Given exercise
From the line with "Parse this screenshot: output" through the final line, please write out the listing exactly, including both of those lines.

Source records

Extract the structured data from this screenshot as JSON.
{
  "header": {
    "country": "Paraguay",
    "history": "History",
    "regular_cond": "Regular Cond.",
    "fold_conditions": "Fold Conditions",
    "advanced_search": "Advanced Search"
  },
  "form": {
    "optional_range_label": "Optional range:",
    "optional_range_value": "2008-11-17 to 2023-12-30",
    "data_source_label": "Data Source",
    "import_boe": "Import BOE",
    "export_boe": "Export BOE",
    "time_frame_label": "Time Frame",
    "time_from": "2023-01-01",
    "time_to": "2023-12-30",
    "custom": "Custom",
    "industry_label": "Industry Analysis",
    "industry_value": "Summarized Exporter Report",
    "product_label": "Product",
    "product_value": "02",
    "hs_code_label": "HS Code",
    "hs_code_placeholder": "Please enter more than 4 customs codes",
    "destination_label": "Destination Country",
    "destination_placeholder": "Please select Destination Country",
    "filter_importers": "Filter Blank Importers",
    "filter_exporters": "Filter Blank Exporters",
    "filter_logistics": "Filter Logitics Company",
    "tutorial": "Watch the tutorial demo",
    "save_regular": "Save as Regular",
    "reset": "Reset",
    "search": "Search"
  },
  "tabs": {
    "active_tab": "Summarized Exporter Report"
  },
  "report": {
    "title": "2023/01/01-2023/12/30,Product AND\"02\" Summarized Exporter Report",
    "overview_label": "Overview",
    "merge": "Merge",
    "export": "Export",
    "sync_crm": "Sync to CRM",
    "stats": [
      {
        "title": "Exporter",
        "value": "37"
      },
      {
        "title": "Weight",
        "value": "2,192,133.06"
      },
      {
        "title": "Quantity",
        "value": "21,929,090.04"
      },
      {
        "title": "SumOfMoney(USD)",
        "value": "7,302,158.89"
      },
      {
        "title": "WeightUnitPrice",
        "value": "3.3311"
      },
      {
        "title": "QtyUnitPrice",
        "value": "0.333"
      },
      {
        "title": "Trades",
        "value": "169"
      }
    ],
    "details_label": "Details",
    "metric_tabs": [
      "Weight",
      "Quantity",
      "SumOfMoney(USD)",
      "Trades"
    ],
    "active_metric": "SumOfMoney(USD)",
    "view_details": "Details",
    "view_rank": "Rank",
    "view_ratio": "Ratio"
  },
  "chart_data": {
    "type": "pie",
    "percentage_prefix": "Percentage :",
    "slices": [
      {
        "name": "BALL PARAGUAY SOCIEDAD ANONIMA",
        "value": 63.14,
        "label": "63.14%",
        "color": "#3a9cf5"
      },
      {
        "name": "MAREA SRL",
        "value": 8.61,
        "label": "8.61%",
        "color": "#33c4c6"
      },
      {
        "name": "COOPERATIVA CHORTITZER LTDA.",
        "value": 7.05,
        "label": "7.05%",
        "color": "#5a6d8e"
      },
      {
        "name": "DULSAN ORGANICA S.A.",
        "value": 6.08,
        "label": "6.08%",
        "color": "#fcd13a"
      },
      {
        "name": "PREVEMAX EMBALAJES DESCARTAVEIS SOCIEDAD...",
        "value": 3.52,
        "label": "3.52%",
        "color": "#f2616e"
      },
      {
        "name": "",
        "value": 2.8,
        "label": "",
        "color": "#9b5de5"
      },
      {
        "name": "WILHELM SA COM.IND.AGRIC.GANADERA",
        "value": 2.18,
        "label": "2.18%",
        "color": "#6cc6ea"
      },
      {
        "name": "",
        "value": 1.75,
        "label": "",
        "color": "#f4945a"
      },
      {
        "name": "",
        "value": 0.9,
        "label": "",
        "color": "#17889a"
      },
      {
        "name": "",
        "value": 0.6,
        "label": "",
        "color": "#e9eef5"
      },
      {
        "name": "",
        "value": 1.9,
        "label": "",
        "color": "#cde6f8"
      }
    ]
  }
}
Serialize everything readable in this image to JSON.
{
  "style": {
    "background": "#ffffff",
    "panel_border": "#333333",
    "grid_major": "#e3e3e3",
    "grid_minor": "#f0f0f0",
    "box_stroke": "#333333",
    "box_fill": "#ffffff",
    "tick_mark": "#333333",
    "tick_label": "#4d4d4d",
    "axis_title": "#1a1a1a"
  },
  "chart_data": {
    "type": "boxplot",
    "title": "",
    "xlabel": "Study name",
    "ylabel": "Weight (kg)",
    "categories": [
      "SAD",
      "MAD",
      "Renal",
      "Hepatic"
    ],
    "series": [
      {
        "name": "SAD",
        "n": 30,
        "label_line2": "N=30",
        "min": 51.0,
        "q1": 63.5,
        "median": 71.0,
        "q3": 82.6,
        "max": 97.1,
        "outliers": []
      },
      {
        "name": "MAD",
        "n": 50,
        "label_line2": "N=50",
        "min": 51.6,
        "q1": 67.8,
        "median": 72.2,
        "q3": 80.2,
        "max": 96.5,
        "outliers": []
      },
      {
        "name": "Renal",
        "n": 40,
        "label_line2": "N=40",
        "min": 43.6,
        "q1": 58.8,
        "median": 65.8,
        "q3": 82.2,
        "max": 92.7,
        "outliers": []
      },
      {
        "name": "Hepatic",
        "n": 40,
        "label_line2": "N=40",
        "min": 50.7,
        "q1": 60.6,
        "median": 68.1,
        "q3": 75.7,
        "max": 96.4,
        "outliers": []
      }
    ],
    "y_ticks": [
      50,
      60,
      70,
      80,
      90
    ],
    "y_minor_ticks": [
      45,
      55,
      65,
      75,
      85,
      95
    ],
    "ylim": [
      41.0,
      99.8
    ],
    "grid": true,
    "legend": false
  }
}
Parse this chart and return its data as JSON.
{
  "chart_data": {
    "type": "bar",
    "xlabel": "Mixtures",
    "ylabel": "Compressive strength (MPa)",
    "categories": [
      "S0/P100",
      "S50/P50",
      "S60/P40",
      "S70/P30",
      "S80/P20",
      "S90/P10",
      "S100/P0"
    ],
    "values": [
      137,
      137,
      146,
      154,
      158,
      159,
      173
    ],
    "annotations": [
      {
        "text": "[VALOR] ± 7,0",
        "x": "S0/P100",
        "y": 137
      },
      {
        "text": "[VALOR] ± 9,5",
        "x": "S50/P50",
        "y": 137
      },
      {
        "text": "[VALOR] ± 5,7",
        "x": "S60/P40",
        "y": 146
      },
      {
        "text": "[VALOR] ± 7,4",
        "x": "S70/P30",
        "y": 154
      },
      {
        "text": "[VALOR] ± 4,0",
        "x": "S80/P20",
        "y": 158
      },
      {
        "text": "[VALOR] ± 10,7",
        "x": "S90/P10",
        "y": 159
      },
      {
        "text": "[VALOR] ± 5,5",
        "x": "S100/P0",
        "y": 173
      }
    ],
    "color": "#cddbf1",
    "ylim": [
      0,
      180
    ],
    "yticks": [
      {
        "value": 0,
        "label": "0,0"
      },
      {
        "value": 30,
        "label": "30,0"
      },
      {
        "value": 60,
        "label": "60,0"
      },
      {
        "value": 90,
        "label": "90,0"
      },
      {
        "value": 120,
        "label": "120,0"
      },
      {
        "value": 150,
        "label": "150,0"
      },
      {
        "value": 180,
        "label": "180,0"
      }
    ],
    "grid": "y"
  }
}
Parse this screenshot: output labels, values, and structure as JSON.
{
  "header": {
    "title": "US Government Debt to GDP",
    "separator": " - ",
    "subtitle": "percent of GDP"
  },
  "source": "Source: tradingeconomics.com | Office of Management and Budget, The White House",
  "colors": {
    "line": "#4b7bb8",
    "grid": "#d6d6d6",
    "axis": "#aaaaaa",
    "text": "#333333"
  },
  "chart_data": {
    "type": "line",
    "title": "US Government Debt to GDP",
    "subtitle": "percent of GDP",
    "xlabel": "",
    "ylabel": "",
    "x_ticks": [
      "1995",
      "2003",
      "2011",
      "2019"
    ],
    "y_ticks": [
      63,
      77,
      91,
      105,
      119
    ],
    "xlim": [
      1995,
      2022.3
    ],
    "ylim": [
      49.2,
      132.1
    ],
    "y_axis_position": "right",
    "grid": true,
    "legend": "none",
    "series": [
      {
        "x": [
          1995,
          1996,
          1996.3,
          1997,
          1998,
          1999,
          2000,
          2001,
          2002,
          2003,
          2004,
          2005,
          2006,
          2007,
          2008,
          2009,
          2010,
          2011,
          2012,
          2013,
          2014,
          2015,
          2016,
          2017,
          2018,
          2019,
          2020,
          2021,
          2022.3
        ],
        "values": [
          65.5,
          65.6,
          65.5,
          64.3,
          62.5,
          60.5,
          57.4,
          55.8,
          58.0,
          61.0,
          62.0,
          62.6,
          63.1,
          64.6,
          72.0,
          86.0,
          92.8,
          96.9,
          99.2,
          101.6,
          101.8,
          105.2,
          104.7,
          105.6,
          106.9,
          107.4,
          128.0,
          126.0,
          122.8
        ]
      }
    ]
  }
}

Solution
Parse this screenshot: output labels, values, and structure as JSON.
{
  "header": {
    "title": "US Government Debt to GDP",
    "separator": " - ",
    "subtitle": "percent of GDP"
  },
  "source": "Source: tradingeconomics.com | Office of Management and Budget, The White House",
  "colors": {
    "line": "#4b7bb8",
    "grid": "#d6d6d6",
    "axis": "#aaaaaa",
    "text": "#333333"
  },
  "chart_data": {
    "type": "line",
    "title": "US Government Debt to GDP",
    "subtitle": "percent of GDP",
    "xlabel": "",
    "ylabel": "",
    "x_ticks": [
      "1995",
      "2003",
      "2011",
      "2019"
    ],
    "y_ticks": [
      63,
      77,
      91,
      105,
      119
    ],
    "xlim": [
      1995,
      2022.3
    ],
    "ylim": [
      49.2,
      132.1
    ],
    "y_axis_position": "right",
    "grid": true,
    "legend": "none",
    "series": [
      {
        "x": [
          1995,
          1996,
          1996.3,
          1997,
          1998,
          1999,
          2000,
          2001,
          2002,
          2003,
          2004,
          2005,
          2006,
          2007,
          2008,
          2009,
          2010,
          2011,
          2012,
          2013,
          2014,
          2015,
          2016,
          2017,
          2018,
          2019,
          2020,
          2021,
          2022.3
        ],
        "values": [
          65.5,
          65.6,
          65.5,
          64.3,
          62.5,
          60.5,
          57.4,
          55.8,
          58.0,
          61.0,
          62.0,
          62.6,
          63.1,
          64.6,
          72.0,
          86.0,
          92.8,
          96.9,
          99.2,
          101.6,
          101.8,
          105.2,
          104.7,
          105.6,
          106.9,
          107.4,
          128.0,
          126.0,
          122.8
        ]
      }
    ]
  }
}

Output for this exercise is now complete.